Your instructions:
In the records below, replace "Posted by" with "Submitted by" and write the lines out again with nothing else changed. Omit the pictures from your answer.

■ ■ ■ ■ ■

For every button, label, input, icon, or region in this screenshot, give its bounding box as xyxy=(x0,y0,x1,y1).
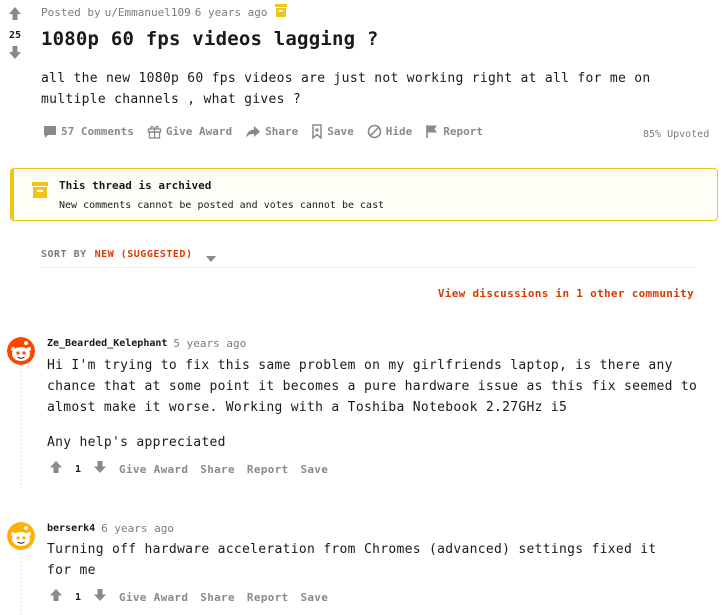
save-label: Save xyxy=(327,125,354,138)
flag-icon xyxy=(425,124,439,139)
gift-icon xyxy=(147,124,162,139)
hide-button[interactable]: Hide xyxy=(367,124,413,139)
comment-time: 6 years ago xyxy=(101,522,175,535)
comment-report-button[interactable]: Report xyxy=(247,463,289,476)
comment-text: Turning off hardware acceleration from C… xyxy=(47,542,657,578)
avatar[interactable] xyxy=(7,337,35,365)
give-award-button[interactable]: Give Award xyxy=(147,124,232,139)
comment-save-button[interactable]: Save xyxy=(300,591,328,604)
snoo-avatar-icon xyxy=(7,337,35,365)
comment-upvote-icon[interactable] xyxy=(49,460,63,478)
upvote-arrow-icon[interactable] xyxy=(0,6,30,24)
posted-by-label: Posted by xyxy=(41,5,101,19)
comment-report-button[interactable]: Report xyxy=(247,591,289,604)
comment-author[interactable]: berserk4 xyxy=(47,523,95,534)
comment-meta: Ze_Bearded_Kelephant 5 years ago xyxy=(47,337,246,350)
post-author-link[interactable]: u/Emmanuel109 xyxy=(105,6,191,19)
report-button[interactable]: Report xyxy=(425,124,483,139)
comment-share-button[interactable]: Share xyxy=(200,591,235,604)
post-time: 6 years ago xyxy=(194,5,268,19)
archived-title: This thread is archived xyxy=(59,179,212,192)
archive-box-icon xyxy=(32,182,48,202)
comment-score: 1 xyxy=(75,591,82,603)
downvote-arrow-icon[interactable] xyxy=(0,45,30,63)
comment-actions: 1 Give Award Share Report Save xyxy=(49,460,328,478)
sort-label: SORT BY xyxy=(41,249,87,260)
share-icon xyxy=(245,125,261,139)
post-body: all the new 1080p 60 fps videos are just… xyxy=(41,71,651,107)
save-button[interactable]: Save xyxy=(311,124,354,139)
comment-downvote-icon[interactable] xyxy=(93,460,107,478)
comment-downvote-icon[interactable] xyxy=(93,588,107,606)
share-label: Share xyxy=(265,125,299,138)
thread-line[interactable] xyxy=(20,553,22,615)
chevron-down-icon[interactable] xyxy=(206,247,217,266)
give-award-label: Give Award xyxy=(165,125,233,138)
sort-divider xyxy=(41,267,695,268)
comment-score: 1 xyxy=(75,463,82,475)
comment-save-button[interactable]: Save xyxy=(300,463,328,476)
avatar[interactable] xyxy=(7,522,35,550)
comment-author[interactable]: Ze_Bearded_Kelephant xyxy=(47,338,167,349)
hide-label: Hide xyxy=(385,125,413,138)
comment-meta: berserk4 6 years ago xyxy=(47,522,174,535)
comment-give-award-button[interactable]: Give Award xyxy=(119,591,188,604)
post-actions-bar: 57 Comments Give Award Share Save Hide R… xyxy=(43,124,483,139)
archived-notice: This thread is archived New comments can… xyxy=(10,168,718,221)
comment-text: Hi I'm trying to fix this same problem o… xyxy=(47,358,698,415)
archived-icon xyxy=(274,4,287,20)
comment-share-button[interactable]: Share xyxy=(200,463,235,476)
comment-actions: 1 Give Award Share Report Save xyxy=(49,588,328,606)
comments-label: 57 Comments xyxy=(61,125,134,138)
post-score: 25 xyxy=(8,30,22,41)
comment-upvote-icon[interactable] xyxy=(49,588,63,606)
comment-icon xyxy=(43,125,57,139)
report-label: Report xyxy=(443,125,483,138)
upvote-percentage: 85% Upvoted xyxy=(643,129,710,140)
view-other-discussions-link[interactable]: View discussions in 1 other community xyxy=(438,287,694,300)
thread-line[interactable] xyxy=(20,368,22,488)
archived-subtitle: New comments cannot be posted and votes … xyxy=(59,200,385,211)
comment-time: 5 years ago xyxy=(173,337,247,350)
comment-text-2: Any help's appreciated xyxy=(47,435,226,450)
bookmark-icon xyxy=(311,124,323,139)
post-meta: Posted by u/Emmanuel109 6 years ago xyxy=(41,4,287,20)
sort-bar: SORT BY NEW (SUGGESTED) xyxy=(41,243,217,266)
hide-icon xyxy=(367,124,382,139)
share-button[interactable]: Share xyxy=(245,125,298,139)
sort-dropdown[interactable]: NEW (SUGGESTED) xyxy=(95,249,193,260)
comments-button[interactable]: 57 Comments xyxy=(43,125,134,139)
comment-give-award-button[interactable]: Give Award xyxy=(119,463,188,476)
snoo-avatar-icon xyxy=(7,522,35,550)
post-title[interactable]: 1080p 60 fps videos lagging ? xyxy=(41,28,379,50)
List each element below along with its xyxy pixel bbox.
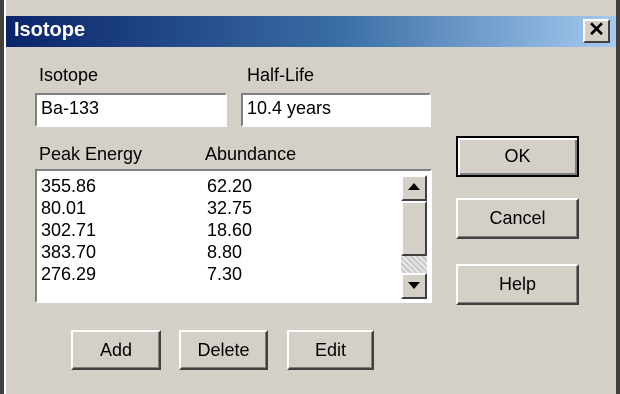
abundance-cell: 8.80 <box>207 242 243 262</box>
triangle-down-icon <box>408 282 420 289</box>
peak-energy-cell: 355.86 <box>41 176 97 196</box>
peak-energy-cell: 80.01 <box>41 198 87 218</box>
abundance-header: Abundance <box>205 144 297 164</box>
add-button[interactable]: Add <box>71 330 161 370</box>
dialog-border-highlight <box>4 0 6 394</box>
abundance-cell: 18.60 <box>207 220 253 240</box>
peak-energy-cell: 302.71 <box>41 220 97 240</box>
peak-energy-cell: 383.70 <box>41 242 97 262</box>
dialog-border-right <box>616 0 620 394</box>
scrollbar-track[interactable] <box>401 256 427 273</box>
peak-energy-cell: 276.29 <box>41 264 97 284</box>
ok-button[interactable]: OK <box>456 136 579 177</box>
abundance-cell: 7.30 <box>207 264 243 284</box>
isotope-field[interactable]: Ba-133 <box>35 93 227 127</box>
triangle-up-icon <box>408 183 420 190</box>
window-title: Isotope <box>14 19 86 41</box>
abundance-cell: 32.75 <box>207 198 253 218</box>
halflife-field[interactable]: 10.4 years <box>241 93 431 127</box>
scroll-up-button[interactable] <box>401 175 427 201</box>
close-button[interactable]: ✕ <box>583 19 610 43</box>
abundance-cell: 62.20 <box>207 176 253 196</box>
close-icon: ✕ <box>588 19 605 41</box>
isotope-label: Isotope <box>39 65 99 85</box>
cancel-button[interactable]: Cancel <box>456 198 579 239</box>
peak-list[interactable]: 355.86 62.20 80.01 32.75 302.71 18.60 38… <box>35 169 432 303</box>
title-bar[interactable] <box>6 16 616 47</box>
scrollbar-thumb[interactable] <box>401 201 427 256</box>
halflife-label: Half-Life <box>247 65 315 85</box>
delete-button[interactable]: Delete <box>179 330 268 370</box>
scroll-down-button[interactable] <box>401 273 427 299</box>
peak-energy-header: Peak Energy <box>39 144 143 164</box>
help-button[interactable]: Help <box>456 264 579 305</box>
edit-button[interactable]: Edit <box>287 330 374 370</box>
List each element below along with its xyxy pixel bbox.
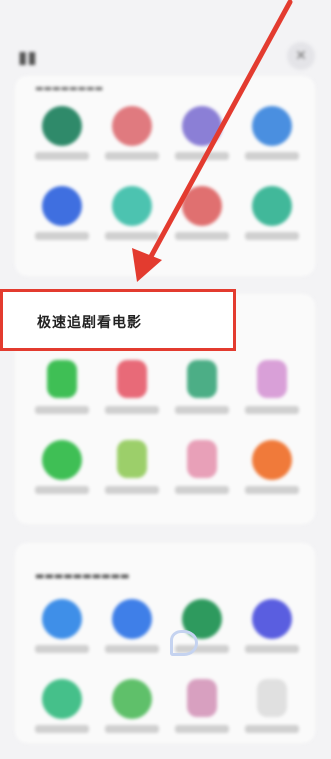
annotation-arrow-icon: [132, 0, 293, 282]
watermark: [170, 630, 202, 656]
watermark-logo-icon: [170, 630, 198, 656]
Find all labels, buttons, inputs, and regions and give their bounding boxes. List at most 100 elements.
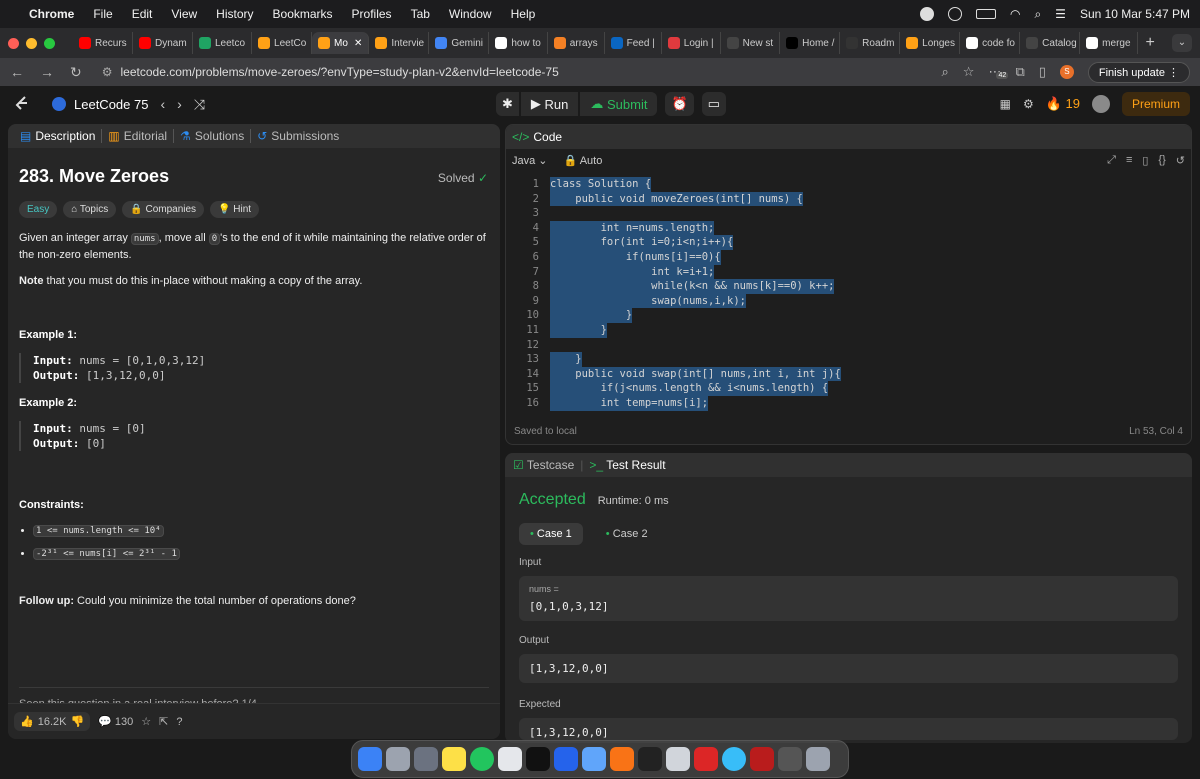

■ ■ ■ ■ ■

Solution:
For every button, label, input, icon, or region in this screenshot, give its bounding box as xyxy=(x0,y0,x1,y1).
save-label: Save xyxy=(327,125,354,138)
flag-icon xyxy=(425,124,439,139)
gift-icon xyxy=(147,124,162,139)
hide-button[interactable]: Hide xyxy=(367,124,413,139)
comment-time: 6 years ago xyxy=(101,522,175,535)
comment-report-button[interactable]: Report xyxy=(247,463,289,476)
comment-text: Turning off hardware acceleration from C… xyxy=(47,542,657,578)
avatar[interactable] xyxy=(7,337,35,365)
give-award-button[interactable]: Give Award xyxy=(147,124,232,139)
comment-save-button[interactable]: Save xyxy=(300,591,328,604)
snoo-avatar-icon xyxy=(7,337,35,365)
comment-upvote-icon[interactable] xyxy=(49,460,63,478)
upvote-arrow-icon[interactable] xyxy=(0,6,30,24)
posted-by-label: Submitted by xyxy=(41,5,101,19)
comment-report-button[interactable]: Report xyxy=(247,591,289,604)
comment-author[interactable]: berserk4 xyxy=(47,523,95,534)
comment-meta: Ze_Bearded_Kelephant 5 years ago xyxy=(47,337,246,350)
post-author-link[interactable]: u/Emmanuel109 xyxy=(105,6,191,19)
report-button[interactable]: Report xyxy=(425,124,483,139)
comment-share-button[interactable]: Share xyxy=(200,591,235,604)
post-time: 6 years ago xyxy=(194,5,268,19)
archived-title: This thread is archived xyxy=(59,179,212,192)
archive-box-icon xyxy=(32,182,48,202)
comment-score: 1 xyxy=(75,591,82,603)
downvote-arrow-icon[interactable] xyxy=(0,45,30,63)
comment-actions: 1 Give Award Share Report Save xyxy=(49,460,328,478)
sort-label: SORT BY xyxy=(41,249,87,260)
share-icon xyxy=(245,125,261,139)
post-body: all the new 1080p 60 fps videos are just… xyxy=(41,71,651,107)
save-button[interactable]: Save xyxy=(311,124,354,139)
comment-downvote-icon[interactable] xyxy=(93,460,107,478)
comment-downvote-icon[interactable] xyxy=(93,588,107,606)
share-label: Share xyxy=(265,125,299,138)
thread-line[interactable] xyxy=(20,553,22,615)
chevron-down-icon[interactable] xyxy=(206,247,217,266)
give-award-label: Give Award xyxy=(165,125,233,138)
sort-divider xyxy=(41,267,695,268)
comment-score: 1 xyxy=(75,463,82,475)
comment-save-button[interactable]: Save xyxy=(300,463,328,476)
avatar[interactable] xyxy=(7,522,35,550)
comment-author[interactable]: Ze_Bearded_Kelephant xyxy=(47,338,167,349)
hide-label: Hide xyxy=(385,125,413,138)
comment-meta: berserk4 6 years ago xyxy=(47,522,174,535)
comment-give-award-button[interactable]: Give Award xyxy=(119,591,188,604)
post-actions-bar: 57 Comments Give Award Share Save Hide R… xyxy=(43,124,483,139)
archived-notice: This thread is archived New comments can… xyxy=(10,168,718,221)
comment-text: Hi I'm trying to fix this same problem o… xyxy=(47,358,698,415)
archived-icon xyxy=(274,4,287,20)
comment-share-button[interactable]: Share xyxy=(200,463,235,476)
comment-actions: 1 Give Award Share Report Save xyxy=(49,588,328,606)
comments-label: 57 Comments xyxy=(61,125,134,138)
post-score: 25 xyxy=(8,30,22,41)
comment-upvote-icon[interactable] xyxy=(49,588,63,606)
comment-icon xyxy=(43,125,57,139)
report-label: Report xyxy=(443,125,483,138)
upvote-percentage: 85% Upvoted xyxy=(643,129,710,140)
view-other-discussions-link[interactable]: View discussions in 1 other community xyxy=(438,287,694,300)
thread-line[interactable] xyxy=(20,368,22,488)
archived-subtitle: New comments cannot be posted and votes … xyxy=(59,200,385,211)
comment-time: 5 years ago xyxy=(173,337,247,350)
comment-text-2: Any help's appreciated xyxy=(47,435,226,450)
bookmark-icon xyxy=(311,124,323,139)
post-meta: Submitted by u/Emmanuel109 6 years ago xyxy=(41,4,287,20)
sort-bar: SORT BY NEW (SUGGESTED) xyxy=(41,243,217,266)
hide-icon xyxy=(367,124,382,139)
share-button[interactable]: Share xyxy=(245,125,298,139)
sort-dropdown[interactable]: NEW (SUGGESTED) xyxy=(95,249,193,260)
comments-button[interactable]: 57 Comments xyxy=(43,125,134,139)
comment-give-award-button[interactable]: Give Award xyxy=(119,463,188,476)
snoo-avatar-icon xyxy=(7,522,35,550)
post-title[interactable]: 1080p 60 fps videos lagging ? xyxy=(41,28,379,50)
List each element below along with its xyxy pixel bbox.
abundance-cell: 8.80 <box>207 242 243 262</box>
triangle-down-icon <box>408 282 420 289</box>
peak-energy-cell: 355.86 <box>41 176 97 196</box>
peak-energy-cell: 80.01 <box>41 198 87 218</box>
abundance-header: Abundance <box>205 144 297 164</box>
add-button[interactable]: Add <box>71 330 161 370</box>
dialog-border-highlight <box>4 0 6 394</box>
abundance-cell: 18.60 <box>207 220 253 240</box>
peak-energy-cell: 302.71 <box>41 220 97 240</box>
peak-energy-cell: 383.70 <box>41 242 97 262</box>
dialog-border-right <box>616 0 620 394</box>
scrollbar-track[interactable] <box>401 256 427 273</box>
peak-energy-cell: 276.29 <box>41 264 97 284</box>
ok-button[interactable]: OK <box>456 136 579 177</box>
abundance-cell: 7.30 <box>207 264 243 284</box>
isotope-field[interactable]: Ba-133 <box>35 93 227 127</box>
triangle-up-icon <box>408 183 420 190</box>
window-title: Isotope <box>14 19 86 41</box>
abundance-cell: 32.75 <box>207 198 253 218</box>
halflife-field[interactable]: 10.4 years <box>241 93 431 127</box>
scroll-up-button[interactable] <box>401 175 427 201</box>
close-button[interactable]: ✕ <box>583 19 610 43</box>
abundance-cell: 62.20 <box>207 176 253 196</box>
close-icon: ✕ <box>588 19 605 41</box>
isotope-label: Isotope <box>39 65 99 85</box>
cancel-button[interactable]: Cancel <box>456 198 579 239</box>
peak-list[interactable]: 355.86 62.20 80.01 32.75 302.71 18.60 38… <box>35 169 432 303</box>
title-bar[interactable] <box>6 16 616 47</box>
scrollbar-thumb[interactable] <box>401 201 427 256</box>
halflife-label: Half-Life <box>247 65 315 85</box>
delete-button[interactable]: Delete <box>179 330 268 370</box>
scroll-down-button[interactable] <box>401 273 427 299</box>
peak-energy-header: Peak Energy <box>39 144 143 164</box>
help-button[interactable]: Help <box>456 264 579 305</box>
edit-button[interactable]: Edit <box>287 330 374 370</box>
List each element below along with its xyxy pixel bbox.
annotation-arrow-icon: [132, 0, 293, 282]
watermark: [170, 630, 202, 656]
watermark-logo-icon: [170, 630, 198, 656]
Find all labels, buttons, inputs, and regions and give their bounding boxes. List at most 100 elements.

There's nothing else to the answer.